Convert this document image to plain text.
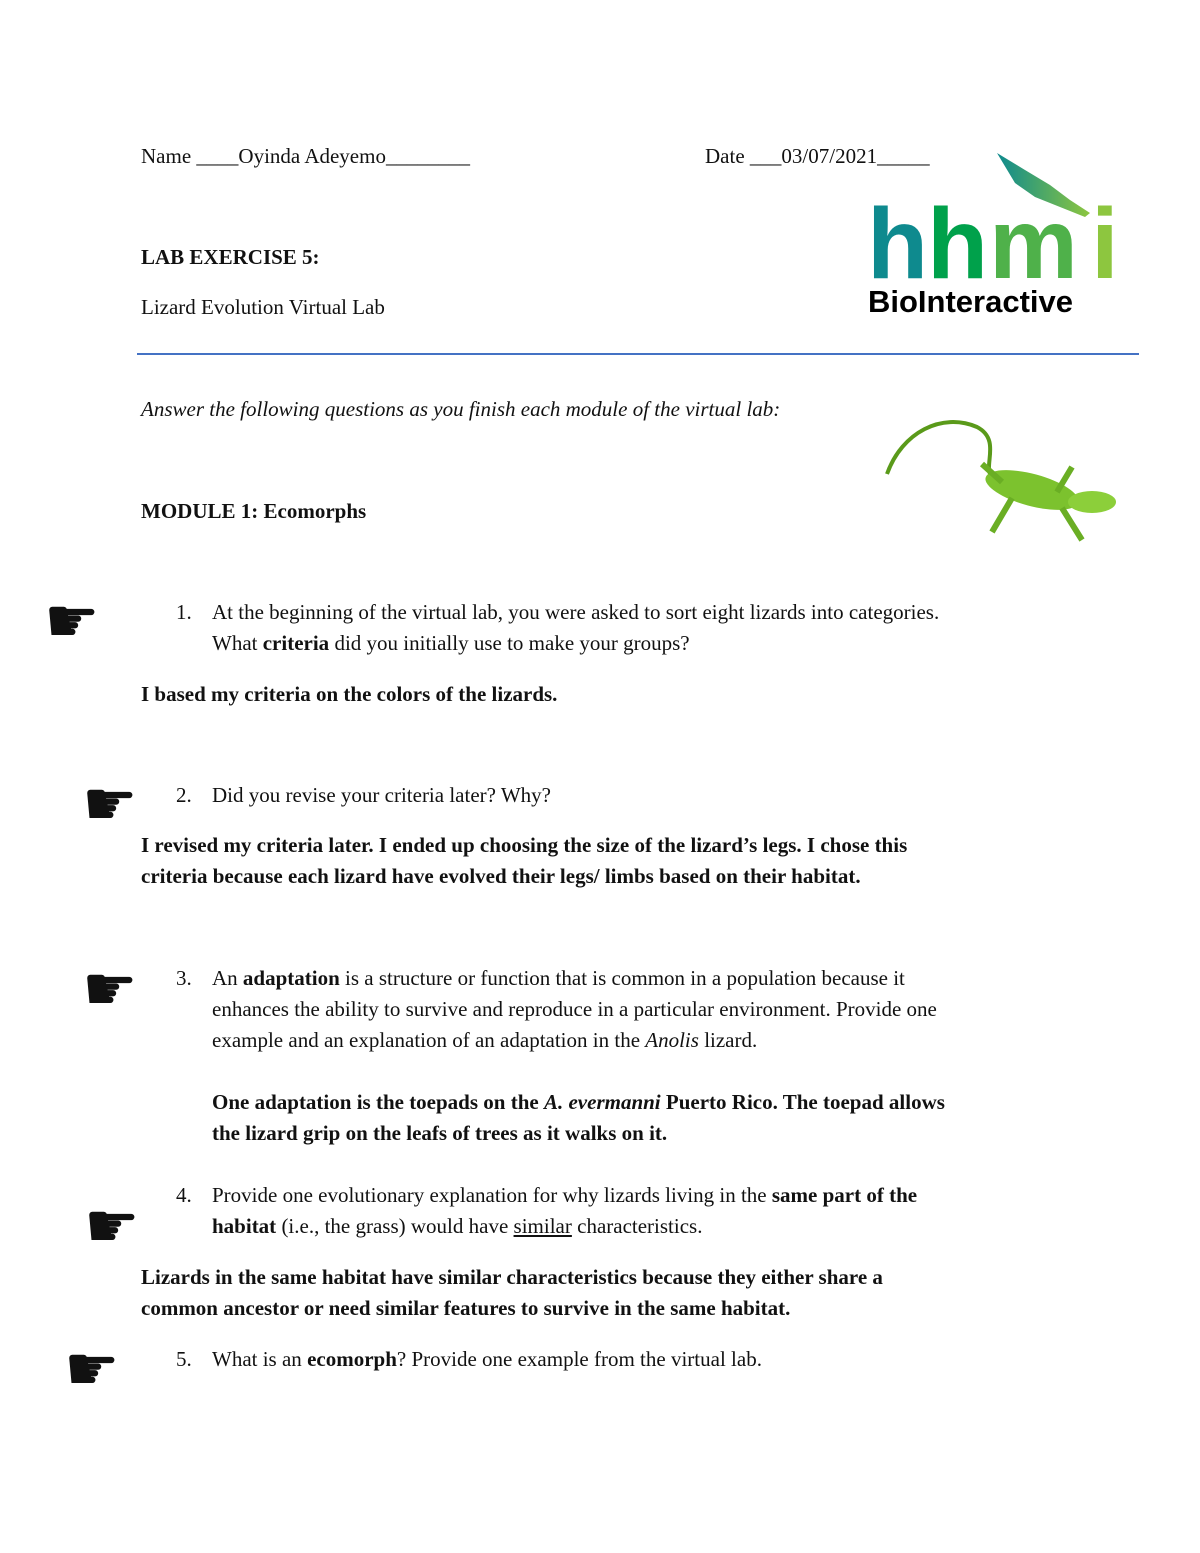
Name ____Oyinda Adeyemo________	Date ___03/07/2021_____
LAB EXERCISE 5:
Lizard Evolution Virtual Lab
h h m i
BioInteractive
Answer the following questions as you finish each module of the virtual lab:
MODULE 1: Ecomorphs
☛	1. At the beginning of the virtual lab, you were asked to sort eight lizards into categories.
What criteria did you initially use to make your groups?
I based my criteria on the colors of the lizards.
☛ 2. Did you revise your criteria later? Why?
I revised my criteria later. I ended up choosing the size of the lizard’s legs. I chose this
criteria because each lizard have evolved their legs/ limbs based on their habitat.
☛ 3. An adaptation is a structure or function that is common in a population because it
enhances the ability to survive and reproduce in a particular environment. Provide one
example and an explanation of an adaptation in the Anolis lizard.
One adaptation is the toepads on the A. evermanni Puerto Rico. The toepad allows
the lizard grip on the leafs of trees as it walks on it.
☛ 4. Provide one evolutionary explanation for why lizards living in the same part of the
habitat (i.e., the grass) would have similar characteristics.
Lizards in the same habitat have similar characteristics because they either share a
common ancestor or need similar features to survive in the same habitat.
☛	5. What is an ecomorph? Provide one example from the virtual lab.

--

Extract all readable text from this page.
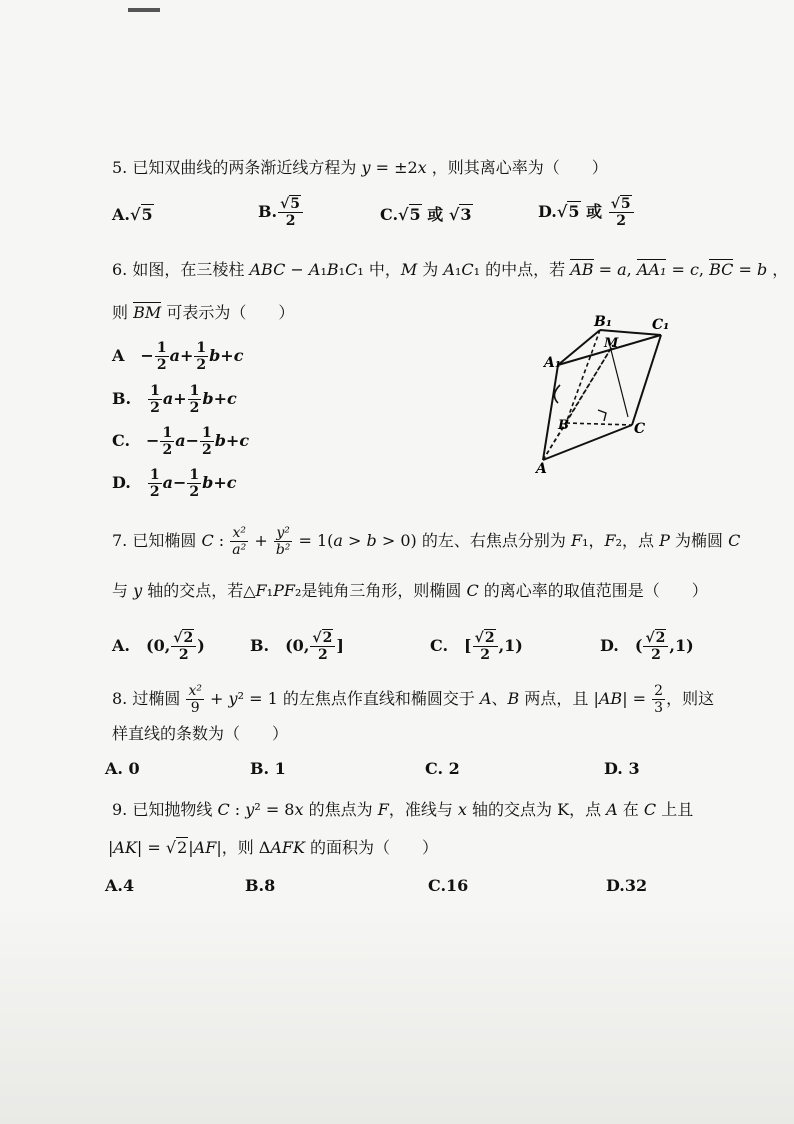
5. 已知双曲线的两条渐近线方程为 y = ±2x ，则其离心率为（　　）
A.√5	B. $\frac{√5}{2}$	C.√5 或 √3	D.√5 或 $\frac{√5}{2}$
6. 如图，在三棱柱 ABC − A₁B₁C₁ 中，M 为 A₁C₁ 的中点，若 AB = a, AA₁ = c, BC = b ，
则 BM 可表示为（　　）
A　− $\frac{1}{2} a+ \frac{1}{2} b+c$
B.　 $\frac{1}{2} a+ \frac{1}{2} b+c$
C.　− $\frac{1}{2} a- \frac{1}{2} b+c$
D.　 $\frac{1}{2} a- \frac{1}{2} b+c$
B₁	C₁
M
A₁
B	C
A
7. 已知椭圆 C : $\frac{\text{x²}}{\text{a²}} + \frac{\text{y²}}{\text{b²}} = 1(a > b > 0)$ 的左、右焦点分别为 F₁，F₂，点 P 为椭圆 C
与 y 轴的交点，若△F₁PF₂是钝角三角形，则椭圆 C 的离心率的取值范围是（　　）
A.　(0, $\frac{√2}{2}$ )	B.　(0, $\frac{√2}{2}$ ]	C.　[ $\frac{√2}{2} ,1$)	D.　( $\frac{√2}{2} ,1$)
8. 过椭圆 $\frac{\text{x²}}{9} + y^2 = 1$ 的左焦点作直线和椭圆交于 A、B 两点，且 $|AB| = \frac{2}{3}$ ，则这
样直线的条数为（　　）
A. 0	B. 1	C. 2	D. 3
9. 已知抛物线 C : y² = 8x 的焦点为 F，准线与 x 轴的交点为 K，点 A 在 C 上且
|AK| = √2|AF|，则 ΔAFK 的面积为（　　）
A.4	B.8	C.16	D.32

==

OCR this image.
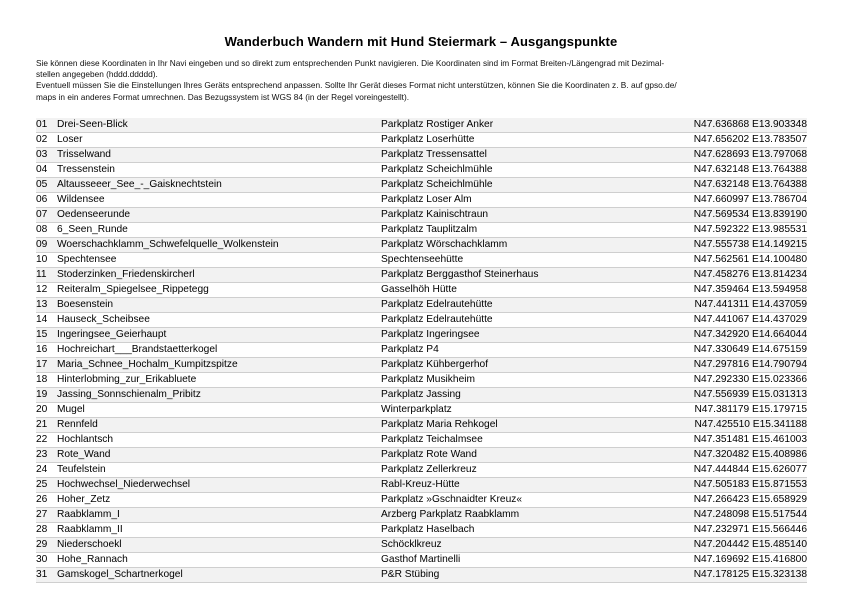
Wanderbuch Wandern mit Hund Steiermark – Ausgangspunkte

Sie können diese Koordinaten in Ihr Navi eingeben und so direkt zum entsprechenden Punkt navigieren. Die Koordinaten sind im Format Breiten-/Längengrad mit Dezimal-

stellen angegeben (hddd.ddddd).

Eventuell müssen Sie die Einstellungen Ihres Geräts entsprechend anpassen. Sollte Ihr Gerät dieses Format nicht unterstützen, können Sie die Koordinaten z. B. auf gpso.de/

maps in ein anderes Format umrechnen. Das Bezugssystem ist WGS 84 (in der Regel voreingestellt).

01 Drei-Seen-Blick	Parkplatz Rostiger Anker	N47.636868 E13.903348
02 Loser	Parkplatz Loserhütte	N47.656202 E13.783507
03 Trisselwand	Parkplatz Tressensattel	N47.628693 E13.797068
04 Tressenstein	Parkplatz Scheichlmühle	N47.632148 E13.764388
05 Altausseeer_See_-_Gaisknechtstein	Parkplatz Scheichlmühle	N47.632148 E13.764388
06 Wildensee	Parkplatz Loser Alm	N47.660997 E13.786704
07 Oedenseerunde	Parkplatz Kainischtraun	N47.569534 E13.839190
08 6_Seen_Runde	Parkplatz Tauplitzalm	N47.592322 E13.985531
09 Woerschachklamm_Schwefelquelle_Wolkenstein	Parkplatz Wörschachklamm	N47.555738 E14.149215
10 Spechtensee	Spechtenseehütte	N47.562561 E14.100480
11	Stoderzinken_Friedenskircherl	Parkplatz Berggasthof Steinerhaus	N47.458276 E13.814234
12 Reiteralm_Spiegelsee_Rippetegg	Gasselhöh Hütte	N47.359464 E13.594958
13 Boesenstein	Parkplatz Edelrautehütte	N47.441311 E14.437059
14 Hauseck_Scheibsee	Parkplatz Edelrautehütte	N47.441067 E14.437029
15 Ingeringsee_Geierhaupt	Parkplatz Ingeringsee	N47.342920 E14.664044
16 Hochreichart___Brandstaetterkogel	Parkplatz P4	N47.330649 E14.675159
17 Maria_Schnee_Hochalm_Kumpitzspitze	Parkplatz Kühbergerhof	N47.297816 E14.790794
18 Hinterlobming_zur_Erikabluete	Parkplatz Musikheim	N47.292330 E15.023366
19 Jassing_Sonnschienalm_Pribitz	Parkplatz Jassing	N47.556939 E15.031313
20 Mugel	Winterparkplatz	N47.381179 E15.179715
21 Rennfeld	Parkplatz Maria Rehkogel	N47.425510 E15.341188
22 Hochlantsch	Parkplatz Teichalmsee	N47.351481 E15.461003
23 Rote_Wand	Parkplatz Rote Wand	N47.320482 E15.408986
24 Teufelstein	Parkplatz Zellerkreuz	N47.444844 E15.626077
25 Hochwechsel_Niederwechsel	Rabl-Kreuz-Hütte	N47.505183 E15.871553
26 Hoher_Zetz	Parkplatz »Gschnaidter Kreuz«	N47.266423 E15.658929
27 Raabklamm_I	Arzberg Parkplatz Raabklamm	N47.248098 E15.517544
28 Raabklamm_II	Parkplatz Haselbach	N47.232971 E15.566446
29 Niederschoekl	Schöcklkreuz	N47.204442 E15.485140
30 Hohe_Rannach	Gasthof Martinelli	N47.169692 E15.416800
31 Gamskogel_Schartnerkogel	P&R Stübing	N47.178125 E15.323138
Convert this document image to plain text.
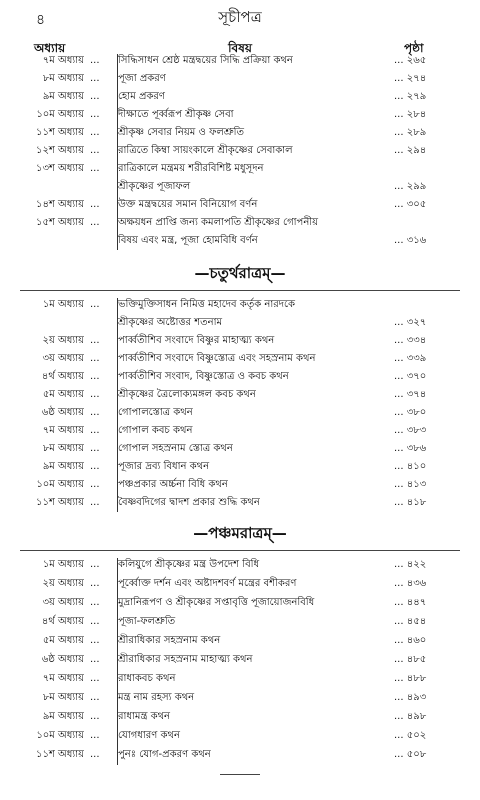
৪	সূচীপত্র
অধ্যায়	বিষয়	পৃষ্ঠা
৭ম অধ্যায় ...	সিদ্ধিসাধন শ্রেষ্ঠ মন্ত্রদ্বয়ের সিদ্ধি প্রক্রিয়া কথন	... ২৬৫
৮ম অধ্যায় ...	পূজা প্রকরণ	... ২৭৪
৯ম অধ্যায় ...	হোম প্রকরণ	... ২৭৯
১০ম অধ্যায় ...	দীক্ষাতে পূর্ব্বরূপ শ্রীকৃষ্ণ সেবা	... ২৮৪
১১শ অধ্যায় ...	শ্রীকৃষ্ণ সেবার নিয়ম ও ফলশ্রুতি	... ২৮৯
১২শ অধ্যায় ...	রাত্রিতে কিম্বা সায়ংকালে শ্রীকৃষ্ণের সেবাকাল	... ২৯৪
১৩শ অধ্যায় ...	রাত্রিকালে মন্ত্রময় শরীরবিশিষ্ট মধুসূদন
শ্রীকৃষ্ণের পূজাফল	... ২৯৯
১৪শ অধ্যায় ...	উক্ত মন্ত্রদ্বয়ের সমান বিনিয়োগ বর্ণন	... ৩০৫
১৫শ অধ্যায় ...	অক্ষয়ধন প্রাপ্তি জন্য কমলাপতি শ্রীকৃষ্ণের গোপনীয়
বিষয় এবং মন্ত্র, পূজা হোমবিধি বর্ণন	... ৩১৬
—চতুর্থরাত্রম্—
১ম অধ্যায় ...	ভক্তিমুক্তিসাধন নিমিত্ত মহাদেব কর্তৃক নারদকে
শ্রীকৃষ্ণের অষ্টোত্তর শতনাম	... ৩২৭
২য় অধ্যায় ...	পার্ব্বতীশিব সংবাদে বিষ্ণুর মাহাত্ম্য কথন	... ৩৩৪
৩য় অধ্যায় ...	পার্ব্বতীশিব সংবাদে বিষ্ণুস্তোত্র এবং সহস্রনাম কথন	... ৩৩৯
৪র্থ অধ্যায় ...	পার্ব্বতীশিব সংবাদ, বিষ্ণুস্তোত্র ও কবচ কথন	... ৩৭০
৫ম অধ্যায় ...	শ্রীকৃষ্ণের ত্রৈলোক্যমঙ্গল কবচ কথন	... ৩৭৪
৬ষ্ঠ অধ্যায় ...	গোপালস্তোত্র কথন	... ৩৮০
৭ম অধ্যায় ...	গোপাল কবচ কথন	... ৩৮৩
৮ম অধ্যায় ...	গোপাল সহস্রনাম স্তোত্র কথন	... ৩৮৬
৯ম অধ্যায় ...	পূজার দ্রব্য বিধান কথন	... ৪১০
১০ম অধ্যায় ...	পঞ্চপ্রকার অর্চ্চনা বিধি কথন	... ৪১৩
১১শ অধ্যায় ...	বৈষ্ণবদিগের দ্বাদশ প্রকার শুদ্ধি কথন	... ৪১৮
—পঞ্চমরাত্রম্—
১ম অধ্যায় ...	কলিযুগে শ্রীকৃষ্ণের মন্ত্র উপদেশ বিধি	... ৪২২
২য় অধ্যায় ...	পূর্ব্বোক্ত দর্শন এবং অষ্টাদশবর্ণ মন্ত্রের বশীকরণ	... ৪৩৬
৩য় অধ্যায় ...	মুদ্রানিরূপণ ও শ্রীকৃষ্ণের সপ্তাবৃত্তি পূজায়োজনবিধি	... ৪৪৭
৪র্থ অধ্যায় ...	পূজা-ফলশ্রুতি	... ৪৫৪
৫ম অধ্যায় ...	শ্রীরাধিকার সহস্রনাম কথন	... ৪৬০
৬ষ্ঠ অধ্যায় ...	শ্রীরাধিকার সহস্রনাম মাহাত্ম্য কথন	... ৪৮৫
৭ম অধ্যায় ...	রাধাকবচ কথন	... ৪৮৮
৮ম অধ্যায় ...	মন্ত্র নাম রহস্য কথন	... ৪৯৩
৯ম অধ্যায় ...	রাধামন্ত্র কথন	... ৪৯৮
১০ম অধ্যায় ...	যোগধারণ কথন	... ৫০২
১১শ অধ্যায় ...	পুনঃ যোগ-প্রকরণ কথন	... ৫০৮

_Goal of the exercise_:
Pick out, from the lines above, every one that contains the string "frac".

_Solution to this problem_:
A.√5	B. $\frac{√5}{2}$	C.√5 或 √3	D.√5 或 $\frac{√5}{2}$
A　− $\frac{1}{2} a+ \frac{1}{2} b+c$
B.　 $\frac{1}{2} a+ \frac{1}{2} b+c$
C.　− $\frac{1}{2} a- \frac{1}{2} b+c$
D.　 $\frac{1}{2} a- \frac{1}{2} b+c$
7. 已知椭圆 C : $\frac{\text{x²}}{\text{a²}} + \frac{\text{y²}}{\text{b²}} = 1(a > b > 0)$ 的左、右焦点分别为 F₁，F₂，点 P 为椭圆 C
A.　(0, $\frac{√2}{2}$ )	B.　(0, $\frac{√2}{2}$ ]	C.　[ $\frac{√2}{2} ,1$)	D.　( $\frac{√2}{2} ,1$)
8. 过椭圆 $\frac{\text{x²}}{9} + y^2 = 1$ 的左焦点作直线和椭圆交于 A、B 两点，且 $|AB| = \frac{2}{3}$ ，则这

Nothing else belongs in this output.